++++ RECORDS SHOWN ++++

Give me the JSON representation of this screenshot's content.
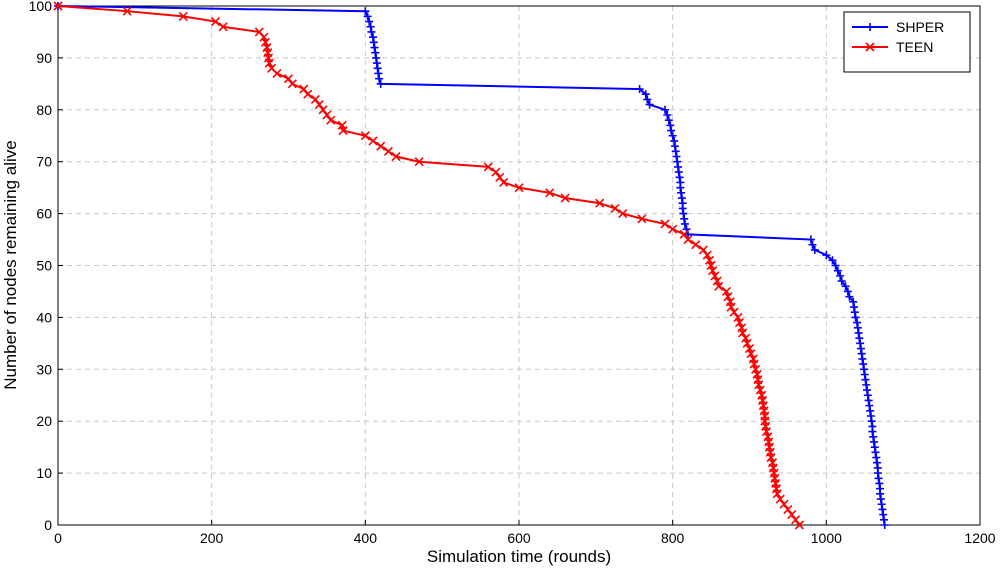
{
  "chart_data": {
    "type": "line",
    "x_label": "Simulation time (rounds)",
    "y_label": "Number of nodes remaining alive",
    "xlim": [
      0,
      1200
    ],
    "xticks": [
      0,
      200,
      400,
      600,
      800,
      1000,
      1200
    ],
    "ylim": [
      0,
      100
    ],
    "yticks": [
      0,
      10,
      20,
      30,
      40,
      50,
      60,
      70,
      80,
      90,
      100
    ],
    "grid": true,
    "legend": "upper right",
    "series": [
      {
        "name": "SHPER",
        "color": "#0000ff",
        "marker": "+",
        "x": [
          0,
          400,
          403,
          405,
          407,
          408,
          410,
          411,
          412,
          413,
          414,
          415,
          416,
          417,
          418,
          420,
          757,
          765,
          767,
          770,
          790,
          793,
          795,
          797,
          798,
          800,
          802,
          803,
          804,
          805,
          806,
          807,
          808,
          809,
          810,
          810,
          811,
          812,
          813,
          813,
          814,
          815,
          816,
          818,
          820,
          980,
          982,
          985,
          1000,
          1008,
          1012,
          1015,
          1018,
          1020,
          1025,
          1028,
          1030,
          1035,
          1036,
          1037,
          1038,
          1040,
          1041,
          1042,
          1043,
          1044,
          1045,
          1046,
          1047,
          1048,
          1049,
          1050,
          1051,
          1052,
          1053,
          1054,
          1055,
          1056,
          1057,
          1058,
          1059,
          1060,
          1060,
          1061,
          1062,
          1063,
          1064,
          1065,
          1066,
          1067,
          1067,
          1068,
          1069,
          1070,
          1070,
          1071,
          1072,
          1073,
          1074,
          1075,
          1076
        ],
        "values": [
          100,
          99,
          98,
          97,
          96,
          95,
          94,
          93,
          92,
          91,
          90,
          89,
          88,
          87,
          86,
          85,
          84,
          83,
          82,
          81,
          80,
          79,
          78,
          77,
          76,
          75,
          74,
          73,
          72,
          71,
          70,
          69,
          68,
          67,
          66,
          65,
          64,
          63,
          62,
          61,
          60,
          59,
          58,
          57,
          56,
          55,
          54,
          53,
          52,
          51,
          50,
          49,
          48,
          47,
          46,
          45,
          44,
          43,
          42,
          41,
          40,
          39,
          38,
          37,
          36,
          35,
          34,
          33,
          32,
          31,
          30,
          29,
          28,
          27,
          26,
          25,
          24,
          23,
          22,
          21,
          20,
          19,
          18,
          17,
          16,
          15,
          14,
          13,
          12,
          11,
          10,
          9,
          8,
          7,
          6,
          5,
          4,
          3,
          2,
          1,
          0
        ]
      },
      {
        "name": "TEEN",
        "color": "#ff0000",
        "marker": "x",
        "x": [
          0,
          90,
          163,
          205,
          215,
          262,
          268,
          270,
          272,
          273,
          274,
          275,
          278,
          285,
          300,
          305,
          320,
          325,
          335,
          340,
          345,
          350,
          355,
          370,
          371,
          400,
          410,
          420,
          430,
          440,
          470,
          560,
          570,
          575,
          580,
          600,
          640,
          660,
          705,
          725,
          735,
          760,
          790,
          800,
          815,
          820,
          830,
          840,
          845,
          848,
          850,
          852,
          855,
          858,
          860,
          870,
          872,
          875,
          876,
          880,
          885,
          887,
          890,
          891,
          895,
          897,
          900,
          902,
          905,
          906,
          908,
          910,
          911,
          912,
          914,
          916,
          917,
          918,
          919,
          920,
          920,
          921,
          922,
          924,
          925,
          926,
          927,
          928,
          930,
          931,
          932,
          933,
          934,
          935,
          936,
          940,
          945,
          950,
          955,
          960,
          965
        ],
        "values": [
          100,
          99,
          98,
          97,
          96,
          95,
          94,
          93,
          92,
          91,
          90,
          89,
          88,
          87,
          86,
          85,
          84,
          83,
          82,
          81,
          80,
          79,
          78,
          77,
          76,
          75,
          74,
          73,
          72,
          71,
          70,
          69,
          68,
          67,
          66,
          65,
          64,
          63,
          62,
          61,
          60,
          59,
          58,
          57,
          56,
          55,
          54,
          53,
          52,
          51,
          50,
          49,
          48,
          47,
          46,
          45,
          44,
          43,
          42,
          41,
          40,
          39,
          38,
          37,
          36,
          35,
          34,
          33,
          32,
          31,
          30,
          29,
          28,
          27,
          26,
          25,
          24,
          23,
          22,
          21,
          20,
          19,
          18,
          17,
          16,
          15,
          14,
          13,
          12,
          11,
          10,
          9,
          8,
          7,
          6,
          5,
          4,
          3,
          2,
          1,
          0
        ]
      }
    ]
  }
}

++++

THE PROBLEM: Print the complete listing exactly as it stands, without its pictures.

ANSWER TO THE TASK:
Give me the JSON representation of this screenshot's content.
{
  "chart_data": {
    "type": "line",
    "x_label": "Simulation time (rounds)",
    "y_label": "Number of nodes remaining alive",
    "xlim": [
      0,
      1200
    ],
    "xticks": [
      0,
      200,
      400,
      600,
      800,
      1000,
      1200
    ],
    "ylim": [
      0,
      100
    ],
    "yticks": [
      0,
      10,
      20,
      30,
      40,
      50,
      60,
      70,
      80,
      90,
      100
    ],
    "grid": true,
    "legend": "upper right",
    "series": [
      {
        "name": "SHPER",
        "color": "#0000ff",
        "marker": "+",
        "x": [
          0,
          400,
          403,
          405,
          407,
          408,
          410,
          411,
          412,
          413,
          414,
          415,
          416,
          417,
          418,
          420,
          757,
          765,
          767,
          770,
          790,
          793,
          795,
          797,
          798,
          800,
          802,
          803,
          804,
          805,
          806,
          807,
          808,
          809,
          810,
          810,
          811,
          812,
          813,
          813,
          814,
          815,
          816,
          818,
          820,
          980,
          982,
          985,
          1000,
          1008,
          1012,
          1015,
          1018,
          1020,
          1025,
          1028,
          1030,
          1035,
          1036,
          1037,
          1038,
          1040,
          1041,
          1042,
          1043,
          1044,
          1045,
          1046,
          1047,
          1048,
          1049,
          1050,
          1051,
          1052,
          1053,
          1054,
          1055,
          1056,
          1057,
          1058,
          1059,
          1060,
          1060,
          1061,
          1062,
          1063,
          1064,
          1065,
          1066,
          1067,
          1067,
          1068,
          1069,
          1070,
          1070,
          1071,
          1072,
          1073,
          1074,
          1075,
          1076
        ],
        "values": [
          100,
          99,
          98,
          97,
          96,
          95,
          94,
          93,
          92,
          91,
          90,
          89,
          88,
          87,
          86,
          85,
          84,
          83,
          82,
          81,
          80,
          79,
          78,
          77,
          76,
          75,
          74,
          73,
          72,
          71,
          70,
          69,
          68,
          67,
          66,
          65,
          64,
          63,
          62,
          61,
          60,
          59,
          58,
          57,
          56,
          55,
          54,
          53,
          52,
          51,
          50,
          49,
          48,
          47,
          46,
          45,
          44,
          43,
          42,
          41,
          40,
          39,
          38,
          37,
          36,
          35,
          34,
          33,
          32,
          31,
          30,
          29,
          28,
          27,
          26,
          25,
          24,
          23,
          22,
          21,
          20,
          19,
          18,
          17,
          16,
          15,
          14,
          13,
          12,
          11,
          10,
          9,
          8,
          7,
          6,
          5,
          4,
          3,
          2,
          1,
          0
        ]
      },
      {
        "name": "TEEN",
        "color": "#ff0000",
        "marker": "x",
        "x": [
          0,
          90,
          163,
          205,
          215,
          262,
          268,
          270,
          272,
          273,
          274,
          275,
          278,
          285,
          300,
          305,
          320,
          325,
          335,
          340,
          345,
          350,
          355,
          370,
          371,
          400,
          410,
          420,
          430,
          440,
          470,
          560,
          570,
          575,
          580,
          600,
          640,
          660,
          705,
          725,
          735,
          760,
          790,
          800,
          815,
          820,
          830,
          840,
          845,
          848,
          850,
          852,
          855,
          858,
          860,
          870,
          872,
          875,
          876,
          880,
          885,
          887,
          890,
          891,
          895,
          897,
          900,
          902,
          905,
          906,
          908,
          910,
          911,
          912,
          914,
          916,
          917,
          918,
          919,
          920,
          920,
          921,
          922,
          924,
          925,
          926,
          927,
          928,
          930,
          931,
          932,
          933,
          934,
          935,
          936,
          940,
          945,
          950,
          955,
          960,
          965
        ],
        "values": [
          100,
          99,
          98,
          97,
          96,
          95,
          94,
          93,
          92,
          91,
          90,
          89,
          88,
          87,
          86,
          85,
          84,
          83,
          82,
          81,
          80,
          79,
          78,
          77,
          76,
          75,
          74,
          73,
          72,
          71,
          70,
          69,
          68,
          67,
          66,
          65,
          64,
          63,
          62,
          61,
          60,
          59,
          58,
          57,
          56,
          55,
          54,
          53,
          52,
          51,
          50,
          49,
          48,
          47,
          46,
          45,
          44,
          43,
          42,
          41,
          40,
          39,
          38,
          37,
          36,
          35,
          34,
          33,
          32,
          31,
          30,
          29,
          28,
          27,
          26,
          25,
          24,
          23,
          22,
          21,
          20,
          19,
          18,
          17,
          16,
          15,
          14,
          13,
          12,
          11,
          10,
          9,
          8,
          7,
          6,
          5,
          4,
          3,
          2,
          1,
          0
        ]
      }
    ]
  }
}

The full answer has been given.